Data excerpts
-------------------------

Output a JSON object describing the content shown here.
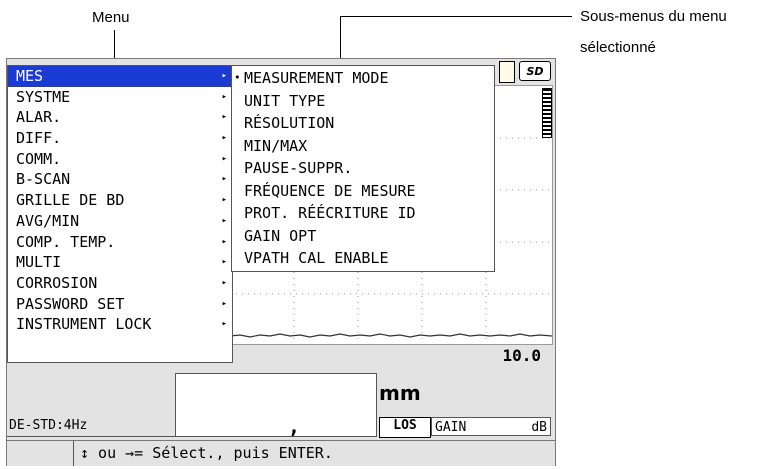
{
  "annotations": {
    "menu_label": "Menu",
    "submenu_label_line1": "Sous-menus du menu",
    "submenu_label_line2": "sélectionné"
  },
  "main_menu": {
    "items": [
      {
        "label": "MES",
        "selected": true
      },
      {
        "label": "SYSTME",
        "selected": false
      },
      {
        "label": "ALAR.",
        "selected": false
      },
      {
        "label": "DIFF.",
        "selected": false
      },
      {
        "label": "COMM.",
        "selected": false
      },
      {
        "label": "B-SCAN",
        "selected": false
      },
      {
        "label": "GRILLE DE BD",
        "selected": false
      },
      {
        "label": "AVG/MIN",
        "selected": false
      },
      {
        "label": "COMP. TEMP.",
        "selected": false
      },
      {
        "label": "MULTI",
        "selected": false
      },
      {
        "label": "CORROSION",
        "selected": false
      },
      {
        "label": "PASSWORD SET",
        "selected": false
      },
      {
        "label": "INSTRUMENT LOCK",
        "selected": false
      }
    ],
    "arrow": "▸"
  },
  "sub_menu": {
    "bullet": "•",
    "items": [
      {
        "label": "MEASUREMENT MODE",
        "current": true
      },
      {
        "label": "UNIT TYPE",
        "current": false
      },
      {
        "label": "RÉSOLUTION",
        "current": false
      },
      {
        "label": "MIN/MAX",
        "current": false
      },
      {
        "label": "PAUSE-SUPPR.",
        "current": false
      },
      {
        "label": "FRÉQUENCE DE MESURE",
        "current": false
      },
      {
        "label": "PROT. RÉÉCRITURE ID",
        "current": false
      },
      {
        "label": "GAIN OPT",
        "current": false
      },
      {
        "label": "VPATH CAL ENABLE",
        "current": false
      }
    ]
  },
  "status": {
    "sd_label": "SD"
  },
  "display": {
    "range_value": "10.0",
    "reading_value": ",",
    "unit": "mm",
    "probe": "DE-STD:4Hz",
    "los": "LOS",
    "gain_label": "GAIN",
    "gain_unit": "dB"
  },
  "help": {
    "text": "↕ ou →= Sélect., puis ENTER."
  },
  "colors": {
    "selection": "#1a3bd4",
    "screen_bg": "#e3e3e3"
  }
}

-------------------------

REQUEST: Leave the pictures out and copy the rest of the data exactly.

SOLUTION TO THIS TASK:
Output a JSON object describing the content shown here.
{
  "annotations": {
    "menu_label": "Menu",
    "submenu_label_line1": "Sous-menus du menu",
    "submenu_label_line2": "sélectionné"
  },
  "main_menu": {
    "items": [
      {
        "label": "MES",
        "selected": true
      },
      {
        "label": "SYSTME",
        "selected": false
      },
      {
        "label": "ALAR.",
        "selected": false
      },
      {
        "label": "DIFF.",
        "selected": false
      },
      {
        "label": "COMM.",
        "selected": false
      },
      {
        "label": "B-SCAN",
        "selected": false
      },
      {
        "label": "GRILLE DE BD",
        "selected": false
      },
      {
        "label": "AVG/MIN",
        "selected": false
      },
      {
        "label": "COMP. TEMP.",
        "selected": false
      },
      {
        "label": "MULTI",
        "selected": false
      },
      {
        "label": "CORROSION",
        "selected": false
      },
      {
        "label": "PASSWORD SET",
        "selected": false
      },
      {
        "label": "INSTRUMENT LOCK",
        "selected": false
      }
    ],
    "arrow": "▸"
  },
  "sub_menu": {
    "bullet": "•",
    "items": [
      {
        "label": "MEASUREMENT MODE",
        "current": true
      },
      {
        "label": "UNIT TYPE",
        "current": false
      },
      {
        "label": "RÉSOLUTION",
        "current": false
      },
      {
        "label": "MIN/MAX",
        "current": false
      },
      {
        "label": "PAUSE-SUPPR.",
        "current": false
      },
      {
        "label": "FRÉQUENCE DE MESURE",
        "current": false
      },
      {
        "label": "PROT. RÉÉCRITURE ID",
        "current": false
      },
      {
        "label": "GAIN OPT",
        "current": false
      },
      {
        "label": "VPATH CAL ENABLE",
        "current": false
      }
    ]
  },
  "status": {
    "sd_label": "SD"
  },
  "display": {
    "range_value": "10.0",
    "reading_value": ",",
    "unit": "mm",
    "probe": "DE-STD:4Hz",
    "los": "LOS",
    "gain_label": "GAIN",
    "gain_unit": "dB"
  },
  "help": {
    "text": "↕ ou →= Sélect., puis ENTER."
  },
  "colors": {
    "selection": "#1a3bd4",
    "screen_bg": "#e3e3e3"
  }
}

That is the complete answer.